> _Provided data_:
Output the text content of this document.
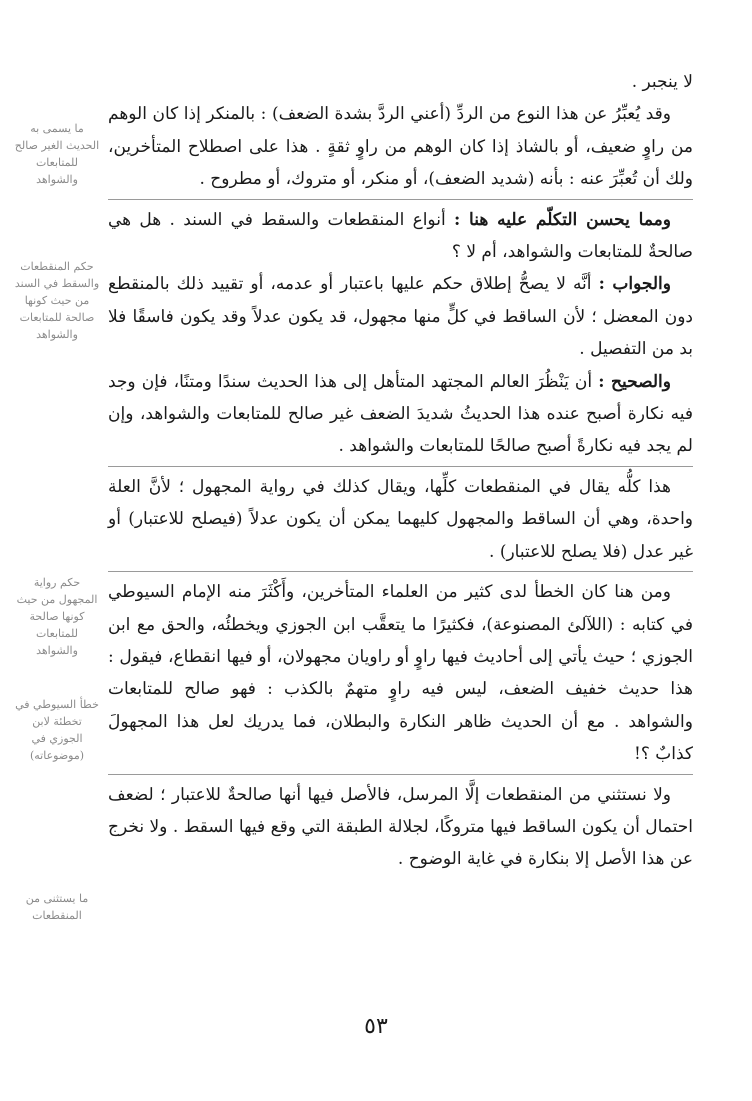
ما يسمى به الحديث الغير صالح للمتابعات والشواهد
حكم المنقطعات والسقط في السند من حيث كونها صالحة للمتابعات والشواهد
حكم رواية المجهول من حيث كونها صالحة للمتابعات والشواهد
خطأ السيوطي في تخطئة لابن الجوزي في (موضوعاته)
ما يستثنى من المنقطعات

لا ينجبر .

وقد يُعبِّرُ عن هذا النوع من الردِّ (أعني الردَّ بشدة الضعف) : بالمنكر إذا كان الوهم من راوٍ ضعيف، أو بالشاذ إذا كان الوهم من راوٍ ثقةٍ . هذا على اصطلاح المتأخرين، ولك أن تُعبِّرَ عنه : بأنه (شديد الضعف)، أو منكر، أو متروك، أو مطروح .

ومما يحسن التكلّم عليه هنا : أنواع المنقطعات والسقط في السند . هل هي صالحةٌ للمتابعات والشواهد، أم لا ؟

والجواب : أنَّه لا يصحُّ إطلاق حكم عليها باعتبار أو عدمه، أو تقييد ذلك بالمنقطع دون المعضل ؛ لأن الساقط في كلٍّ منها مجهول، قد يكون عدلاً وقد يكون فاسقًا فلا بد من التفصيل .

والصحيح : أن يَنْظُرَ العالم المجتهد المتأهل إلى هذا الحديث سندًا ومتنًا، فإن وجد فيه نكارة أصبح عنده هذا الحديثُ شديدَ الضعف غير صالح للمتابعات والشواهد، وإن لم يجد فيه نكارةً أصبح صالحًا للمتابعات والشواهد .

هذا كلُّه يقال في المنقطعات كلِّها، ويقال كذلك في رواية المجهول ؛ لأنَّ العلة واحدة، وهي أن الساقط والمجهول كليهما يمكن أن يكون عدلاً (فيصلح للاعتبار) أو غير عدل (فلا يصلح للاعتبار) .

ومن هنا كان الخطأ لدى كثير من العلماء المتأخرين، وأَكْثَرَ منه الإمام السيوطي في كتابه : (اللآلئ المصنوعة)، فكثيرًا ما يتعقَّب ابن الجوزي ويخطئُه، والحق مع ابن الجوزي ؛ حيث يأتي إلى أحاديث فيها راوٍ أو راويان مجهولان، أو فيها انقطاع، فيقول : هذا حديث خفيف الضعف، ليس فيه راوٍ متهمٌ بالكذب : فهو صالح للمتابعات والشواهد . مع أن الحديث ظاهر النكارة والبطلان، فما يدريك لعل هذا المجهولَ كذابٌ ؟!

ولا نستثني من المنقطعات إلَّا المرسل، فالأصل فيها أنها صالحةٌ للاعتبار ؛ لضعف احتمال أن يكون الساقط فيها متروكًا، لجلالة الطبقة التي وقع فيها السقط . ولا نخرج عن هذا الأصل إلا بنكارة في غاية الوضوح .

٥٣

--

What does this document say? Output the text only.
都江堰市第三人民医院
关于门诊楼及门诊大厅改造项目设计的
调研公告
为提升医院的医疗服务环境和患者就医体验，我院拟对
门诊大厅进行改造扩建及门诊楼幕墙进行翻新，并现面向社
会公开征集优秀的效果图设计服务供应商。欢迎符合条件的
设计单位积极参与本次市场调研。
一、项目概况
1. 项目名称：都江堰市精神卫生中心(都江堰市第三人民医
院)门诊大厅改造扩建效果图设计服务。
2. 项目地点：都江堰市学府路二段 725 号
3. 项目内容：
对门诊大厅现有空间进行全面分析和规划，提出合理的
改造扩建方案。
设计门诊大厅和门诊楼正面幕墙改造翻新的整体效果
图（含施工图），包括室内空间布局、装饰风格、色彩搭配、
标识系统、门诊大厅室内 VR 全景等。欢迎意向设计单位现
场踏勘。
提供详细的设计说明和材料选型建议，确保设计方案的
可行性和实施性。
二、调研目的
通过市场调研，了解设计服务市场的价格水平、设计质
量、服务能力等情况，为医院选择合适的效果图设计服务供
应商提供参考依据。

> _Aim_:
In the listing above, find the lines holding the word "Output" and copy them.

> _Solved exercise_:
Output the text content of this document.
What does this document say? Output the text only.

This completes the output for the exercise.